[Information supplied]
----
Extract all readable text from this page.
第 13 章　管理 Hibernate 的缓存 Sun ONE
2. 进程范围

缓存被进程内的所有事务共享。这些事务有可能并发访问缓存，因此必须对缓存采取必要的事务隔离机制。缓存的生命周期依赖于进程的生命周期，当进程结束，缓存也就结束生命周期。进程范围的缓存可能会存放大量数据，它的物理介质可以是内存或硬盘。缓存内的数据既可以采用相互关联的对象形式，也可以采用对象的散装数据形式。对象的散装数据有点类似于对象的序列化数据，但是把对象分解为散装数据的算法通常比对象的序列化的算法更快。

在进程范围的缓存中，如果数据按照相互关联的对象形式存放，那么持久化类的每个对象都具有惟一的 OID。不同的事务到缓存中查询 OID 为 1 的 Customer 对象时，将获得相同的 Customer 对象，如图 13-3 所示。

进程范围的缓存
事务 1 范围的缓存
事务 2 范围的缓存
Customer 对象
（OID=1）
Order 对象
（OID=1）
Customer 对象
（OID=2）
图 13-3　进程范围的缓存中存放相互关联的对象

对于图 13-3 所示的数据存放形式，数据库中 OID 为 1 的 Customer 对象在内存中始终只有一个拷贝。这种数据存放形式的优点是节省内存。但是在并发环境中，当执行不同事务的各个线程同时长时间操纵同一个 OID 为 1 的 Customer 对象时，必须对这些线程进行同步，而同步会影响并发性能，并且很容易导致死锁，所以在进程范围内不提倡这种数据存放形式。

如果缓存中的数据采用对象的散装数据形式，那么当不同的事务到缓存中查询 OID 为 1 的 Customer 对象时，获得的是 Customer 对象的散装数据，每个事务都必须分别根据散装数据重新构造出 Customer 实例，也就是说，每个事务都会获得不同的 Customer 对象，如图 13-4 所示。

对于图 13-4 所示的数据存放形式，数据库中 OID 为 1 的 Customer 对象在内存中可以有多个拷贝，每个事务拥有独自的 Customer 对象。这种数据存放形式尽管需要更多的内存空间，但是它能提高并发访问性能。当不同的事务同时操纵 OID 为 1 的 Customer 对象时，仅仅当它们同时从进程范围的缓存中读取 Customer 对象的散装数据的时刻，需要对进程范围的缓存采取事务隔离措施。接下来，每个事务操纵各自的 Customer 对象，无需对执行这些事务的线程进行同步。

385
----
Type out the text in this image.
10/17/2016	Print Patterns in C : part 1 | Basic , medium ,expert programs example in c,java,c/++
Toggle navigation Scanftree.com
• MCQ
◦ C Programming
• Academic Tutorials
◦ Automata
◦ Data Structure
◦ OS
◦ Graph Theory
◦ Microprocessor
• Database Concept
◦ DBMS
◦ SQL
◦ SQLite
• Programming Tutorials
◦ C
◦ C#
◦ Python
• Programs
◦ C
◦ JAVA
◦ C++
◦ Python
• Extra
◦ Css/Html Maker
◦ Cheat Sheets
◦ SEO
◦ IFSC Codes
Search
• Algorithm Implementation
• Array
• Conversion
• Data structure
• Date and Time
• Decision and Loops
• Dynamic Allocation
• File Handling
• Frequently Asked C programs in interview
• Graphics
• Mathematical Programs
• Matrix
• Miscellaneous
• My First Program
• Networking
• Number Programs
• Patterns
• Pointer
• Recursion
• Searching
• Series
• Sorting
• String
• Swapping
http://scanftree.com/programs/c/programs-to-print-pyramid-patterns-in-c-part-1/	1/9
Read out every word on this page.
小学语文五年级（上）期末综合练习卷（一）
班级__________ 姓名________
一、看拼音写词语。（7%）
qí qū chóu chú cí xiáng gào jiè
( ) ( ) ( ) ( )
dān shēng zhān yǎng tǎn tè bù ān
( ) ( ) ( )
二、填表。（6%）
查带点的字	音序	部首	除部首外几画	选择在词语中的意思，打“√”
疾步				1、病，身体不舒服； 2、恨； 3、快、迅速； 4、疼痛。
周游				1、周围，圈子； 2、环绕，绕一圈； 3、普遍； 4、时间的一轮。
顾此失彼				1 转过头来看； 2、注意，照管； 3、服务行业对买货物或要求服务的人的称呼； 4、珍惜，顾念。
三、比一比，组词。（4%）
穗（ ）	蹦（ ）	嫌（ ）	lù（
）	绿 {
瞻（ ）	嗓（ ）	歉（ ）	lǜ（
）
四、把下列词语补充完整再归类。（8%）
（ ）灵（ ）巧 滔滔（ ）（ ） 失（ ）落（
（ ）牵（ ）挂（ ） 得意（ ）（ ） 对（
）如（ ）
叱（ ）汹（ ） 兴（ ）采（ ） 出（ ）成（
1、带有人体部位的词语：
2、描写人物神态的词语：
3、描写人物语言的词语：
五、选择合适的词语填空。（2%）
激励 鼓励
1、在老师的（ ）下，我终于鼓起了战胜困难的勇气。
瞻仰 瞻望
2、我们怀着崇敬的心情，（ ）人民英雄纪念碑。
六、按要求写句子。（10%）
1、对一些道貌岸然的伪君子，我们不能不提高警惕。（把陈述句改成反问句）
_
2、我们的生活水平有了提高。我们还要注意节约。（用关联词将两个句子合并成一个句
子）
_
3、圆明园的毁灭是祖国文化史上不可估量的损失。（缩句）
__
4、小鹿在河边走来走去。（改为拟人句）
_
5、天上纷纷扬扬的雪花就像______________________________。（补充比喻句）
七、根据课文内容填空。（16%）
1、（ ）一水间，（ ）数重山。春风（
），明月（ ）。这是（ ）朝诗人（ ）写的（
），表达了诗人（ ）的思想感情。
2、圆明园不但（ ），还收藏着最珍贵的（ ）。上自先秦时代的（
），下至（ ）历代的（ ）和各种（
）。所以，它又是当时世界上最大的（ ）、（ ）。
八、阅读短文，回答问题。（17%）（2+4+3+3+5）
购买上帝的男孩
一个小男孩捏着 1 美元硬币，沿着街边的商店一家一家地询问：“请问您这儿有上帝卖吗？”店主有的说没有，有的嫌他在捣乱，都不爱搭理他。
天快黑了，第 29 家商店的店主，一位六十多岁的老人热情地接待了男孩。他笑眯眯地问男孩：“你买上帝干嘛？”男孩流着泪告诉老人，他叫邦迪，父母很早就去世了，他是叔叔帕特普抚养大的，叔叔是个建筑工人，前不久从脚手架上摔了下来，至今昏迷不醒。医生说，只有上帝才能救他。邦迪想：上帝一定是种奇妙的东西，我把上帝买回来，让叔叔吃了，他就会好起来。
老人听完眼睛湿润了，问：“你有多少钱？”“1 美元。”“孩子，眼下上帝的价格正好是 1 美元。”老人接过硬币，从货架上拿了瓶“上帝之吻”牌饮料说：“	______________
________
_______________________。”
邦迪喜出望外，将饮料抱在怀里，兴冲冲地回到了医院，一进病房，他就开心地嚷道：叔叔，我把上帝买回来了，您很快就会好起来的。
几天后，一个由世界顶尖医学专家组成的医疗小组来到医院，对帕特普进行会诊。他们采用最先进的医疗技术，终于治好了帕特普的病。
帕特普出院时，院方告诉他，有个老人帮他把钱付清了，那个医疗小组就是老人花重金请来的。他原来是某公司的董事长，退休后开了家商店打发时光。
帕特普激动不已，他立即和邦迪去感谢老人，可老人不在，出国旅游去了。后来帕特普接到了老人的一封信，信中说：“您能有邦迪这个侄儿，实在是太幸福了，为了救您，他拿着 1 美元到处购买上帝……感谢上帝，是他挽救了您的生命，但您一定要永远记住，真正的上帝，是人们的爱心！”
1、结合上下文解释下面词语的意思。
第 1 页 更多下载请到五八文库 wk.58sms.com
----
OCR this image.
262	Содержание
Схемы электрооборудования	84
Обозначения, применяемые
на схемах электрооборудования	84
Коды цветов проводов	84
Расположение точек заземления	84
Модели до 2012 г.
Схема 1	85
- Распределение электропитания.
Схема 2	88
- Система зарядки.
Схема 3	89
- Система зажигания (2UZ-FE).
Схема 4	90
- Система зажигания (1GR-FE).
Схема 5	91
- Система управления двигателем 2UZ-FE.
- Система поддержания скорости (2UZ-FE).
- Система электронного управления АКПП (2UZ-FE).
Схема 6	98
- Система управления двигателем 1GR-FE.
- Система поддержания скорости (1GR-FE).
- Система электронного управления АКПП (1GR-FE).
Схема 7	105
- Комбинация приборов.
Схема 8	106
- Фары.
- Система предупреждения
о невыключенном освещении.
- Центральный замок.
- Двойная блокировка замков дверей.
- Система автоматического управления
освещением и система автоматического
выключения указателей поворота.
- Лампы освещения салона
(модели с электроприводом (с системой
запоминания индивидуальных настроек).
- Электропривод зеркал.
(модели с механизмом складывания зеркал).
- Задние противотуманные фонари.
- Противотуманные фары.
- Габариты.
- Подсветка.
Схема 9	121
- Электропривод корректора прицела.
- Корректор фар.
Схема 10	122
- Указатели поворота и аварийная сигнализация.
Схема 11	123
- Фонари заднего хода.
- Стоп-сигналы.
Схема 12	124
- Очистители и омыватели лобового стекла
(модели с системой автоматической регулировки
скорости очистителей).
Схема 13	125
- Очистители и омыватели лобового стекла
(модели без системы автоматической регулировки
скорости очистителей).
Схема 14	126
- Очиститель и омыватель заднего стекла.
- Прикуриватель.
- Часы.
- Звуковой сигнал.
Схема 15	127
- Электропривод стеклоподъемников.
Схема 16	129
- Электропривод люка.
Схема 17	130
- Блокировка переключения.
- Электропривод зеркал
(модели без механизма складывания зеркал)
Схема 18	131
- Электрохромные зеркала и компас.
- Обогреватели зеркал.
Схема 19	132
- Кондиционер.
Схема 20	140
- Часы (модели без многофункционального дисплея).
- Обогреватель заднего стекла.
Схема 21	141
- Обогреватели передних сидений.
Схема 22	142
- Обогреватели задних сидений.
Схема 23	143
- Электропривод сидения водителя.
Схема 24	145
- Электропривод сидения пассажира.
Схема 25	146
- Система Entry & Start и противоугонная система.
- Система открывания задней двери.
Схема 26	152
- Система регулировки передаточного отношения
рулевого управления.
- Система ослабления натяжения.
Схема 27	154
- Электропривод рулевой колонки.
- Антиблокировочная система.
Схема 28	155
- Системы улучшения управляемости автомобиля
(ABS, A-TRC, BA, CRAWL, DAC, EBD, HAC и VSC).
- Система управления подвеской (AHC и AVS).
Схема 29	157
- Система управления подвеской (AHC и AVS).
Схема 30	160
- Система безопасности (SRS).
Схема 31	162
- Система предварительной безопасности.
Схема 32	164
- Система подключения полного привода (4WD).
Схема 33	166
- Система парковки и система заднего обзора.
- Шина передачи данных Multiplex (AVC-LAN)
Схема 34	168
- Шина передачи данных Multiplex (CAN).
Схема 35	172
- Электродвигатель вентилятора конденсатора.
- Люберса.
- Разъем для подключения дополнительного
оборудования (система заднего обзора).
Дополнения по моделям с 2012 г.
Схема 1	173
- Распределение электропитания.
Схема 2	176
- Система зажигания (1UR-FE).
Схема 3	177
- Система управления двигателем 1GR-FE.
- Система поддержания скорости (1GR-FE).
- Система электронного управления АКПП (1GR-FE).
----
[Problem to work on]
Find all lines with "сидений" in them and copy each one.

[Problem solution]
- Обогреватели передних сидений.
- Обогреватели задних сидений.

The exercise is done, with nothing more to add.